---------- Records for this exercise ----------

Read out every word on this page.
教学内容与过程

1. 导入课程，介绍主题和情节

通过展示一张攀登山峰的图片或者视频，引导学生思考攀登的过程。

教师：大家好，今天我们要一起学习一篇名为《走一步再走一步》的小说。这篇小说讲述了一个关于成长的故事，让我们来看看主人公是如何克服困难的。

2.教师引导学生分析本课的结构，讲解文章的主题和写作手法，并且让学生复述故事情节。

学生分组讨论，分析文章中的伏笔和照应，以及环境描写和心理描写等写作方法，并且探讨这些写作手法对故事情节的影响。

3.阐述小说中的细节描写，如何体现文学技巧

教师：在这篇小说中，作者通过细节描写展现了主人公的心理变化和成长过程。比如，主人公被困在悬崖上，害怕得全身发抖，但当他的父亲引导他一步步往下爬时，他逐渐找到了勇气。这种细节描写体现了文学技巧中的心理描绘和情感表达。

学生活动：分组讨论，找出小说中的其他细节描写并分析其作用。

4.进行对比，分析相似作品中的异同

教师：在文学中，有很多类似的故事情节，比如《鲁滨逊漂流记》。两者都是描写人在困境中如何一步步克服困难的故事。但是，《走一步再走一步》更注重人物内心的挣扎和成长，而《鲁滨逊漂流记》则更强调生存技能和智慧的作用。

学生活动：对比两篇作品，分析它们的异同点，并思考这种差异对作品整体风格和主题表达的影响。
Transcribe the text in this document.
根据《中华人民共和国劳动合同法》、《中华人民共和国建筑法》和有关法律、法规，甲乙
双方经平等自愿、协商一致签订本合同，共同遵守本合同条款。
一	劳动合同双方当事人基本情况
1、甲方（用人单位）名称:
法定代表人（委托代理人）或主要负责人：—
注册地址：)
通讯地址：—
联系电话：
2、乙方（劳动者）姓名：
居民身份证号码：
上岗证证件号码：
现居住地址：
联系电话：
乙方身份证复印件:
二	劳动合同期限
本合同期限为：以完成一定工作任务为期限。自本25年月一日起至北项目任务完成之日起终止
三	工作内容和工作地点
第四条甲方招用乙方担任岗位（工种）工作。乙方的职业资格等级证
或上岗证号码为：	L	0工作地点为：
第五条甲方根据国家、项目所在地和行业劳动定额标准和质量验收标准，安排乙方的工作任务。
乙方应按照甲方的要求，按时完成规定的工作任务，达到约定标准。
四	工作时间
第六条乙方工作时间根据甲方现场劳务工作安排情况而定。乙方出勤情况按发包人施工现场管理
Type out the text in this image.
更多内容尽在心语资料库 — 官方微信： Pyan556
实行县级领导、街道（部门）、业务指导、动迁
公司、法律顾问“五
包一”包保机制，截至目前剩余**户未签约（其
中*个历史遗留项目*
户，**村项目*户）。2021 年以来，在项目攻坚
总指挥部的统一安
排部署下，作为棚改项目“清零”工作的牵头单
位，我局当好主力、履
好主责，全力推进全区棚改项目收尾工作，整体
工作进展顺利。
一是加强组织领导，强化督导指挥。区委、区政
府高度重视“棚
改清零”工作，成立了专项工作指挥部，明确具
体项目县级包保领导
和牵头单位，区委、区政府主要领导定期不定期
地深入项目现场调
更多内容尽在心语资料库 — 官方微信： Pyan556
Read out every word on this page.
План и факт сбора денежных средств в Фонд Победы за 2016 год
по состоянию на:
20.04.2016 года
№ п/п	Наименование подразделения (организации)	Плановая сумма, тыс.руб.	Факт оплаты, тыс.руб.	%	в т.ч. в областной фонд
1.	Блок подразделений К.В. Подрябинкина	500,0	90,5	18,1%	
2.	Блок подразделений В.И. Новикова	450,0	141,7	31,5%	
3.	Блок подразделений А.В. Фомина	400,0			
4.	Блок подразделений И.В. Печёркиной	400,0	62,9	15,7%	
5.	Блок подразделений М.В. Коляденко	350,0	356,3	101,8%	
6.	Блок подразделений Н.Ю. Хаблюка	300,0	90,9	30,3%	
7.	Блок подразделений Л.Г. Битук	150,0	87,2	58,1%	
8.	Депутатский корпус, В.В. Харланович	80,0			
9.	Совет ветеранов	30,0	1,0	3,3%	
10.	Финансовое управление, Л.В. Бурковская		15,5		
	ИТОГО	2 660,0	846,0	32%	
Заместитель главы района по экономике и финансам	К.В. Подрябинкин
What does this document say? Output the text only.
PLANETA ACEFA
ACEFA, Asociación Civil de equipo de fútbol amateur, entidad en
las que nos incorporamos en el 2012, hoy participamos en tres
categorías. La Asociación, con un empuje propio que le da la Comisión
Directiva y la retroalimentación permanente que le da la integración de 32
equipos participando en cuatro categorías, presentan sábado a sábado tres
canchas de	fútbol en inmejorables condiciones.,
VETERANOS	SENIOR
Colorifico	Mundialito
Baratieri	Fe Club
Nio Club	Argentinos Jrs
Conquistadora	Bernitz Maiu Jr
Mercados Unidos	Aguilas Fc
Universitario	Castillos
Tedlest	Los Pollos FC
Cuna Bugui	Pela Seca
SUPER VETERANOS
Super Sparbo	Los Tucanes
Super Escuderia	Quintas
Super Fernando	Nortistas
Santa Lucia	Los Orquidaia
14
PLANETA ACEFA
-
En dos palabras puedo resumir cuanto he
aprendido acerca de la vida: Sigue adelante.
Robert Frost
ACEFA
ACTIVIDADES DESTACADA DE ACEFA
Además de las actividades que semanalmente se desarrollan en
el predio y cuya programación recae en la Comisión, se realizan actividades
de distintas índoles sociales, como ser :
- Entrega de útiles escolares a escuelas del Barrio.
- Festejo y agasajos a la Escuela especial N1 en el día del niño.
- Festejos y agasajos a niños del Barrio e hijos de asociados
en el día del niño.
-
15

----------

• **Stated goal**
Return precisely the lines of the records, starting with the line that holds "What does this" and ending with the last one.

• **Completed task**
What does this document say? Output the text only.
PLANETA ACEFA
ACEFA, Asociación Civil de equipo de fútbol amateur, entidad en
las que nos incorporamos en el 2012, hoy participamos en tres
categorías. La Asociación, con un empuje propio que le da la Comisión
Directiva y la retroalimentación permanente que le da la integración de 32
equipos participando en cuatro categorías, presentan sábado a sábado tres
canchas de	fútbol en inmejorables condiciones.,
VETERANOS	SENIOR
Colorifico	Mundialito
Baratieri	Fe Club
Nio Club	Argentinos Jrs
Conquistadora	Bernitz Maiu Jr
Mercados Unidos	Aguilas Fc
Universitario	Castillos
Tedlest	Los Pollos FC
Cuna Bugui	Pela Seca
SUPER VETERANOS
Super Sparbo	Los Tucanes
Super Escuderia	Quintas
Super Fernando	Nortistas
Santa Lucia	Los Orquidaia
14
PLANETA ACEFA
-
En dos palabras puedo resumir cuanto he
aprendido acerca de la vida: Sigue adelante.
Robert Frost
ACEFA
ACTIVIDADES DESTACADA DE ACEFA
Además de las actividades que semanalmente se desarrollan en
el predio y cuya programación recae en la Comisión, se realizan actividades
de distintas índoles sociales, como ser :
- Entrega de útiles escolares a escuelas del Barrio.
- Festejo y agasajos a la Escuela especial N1 en el día del niño.
- Festejos y agasajos a niños del Barrio e hijos de asociados
en el día del niño.
-
15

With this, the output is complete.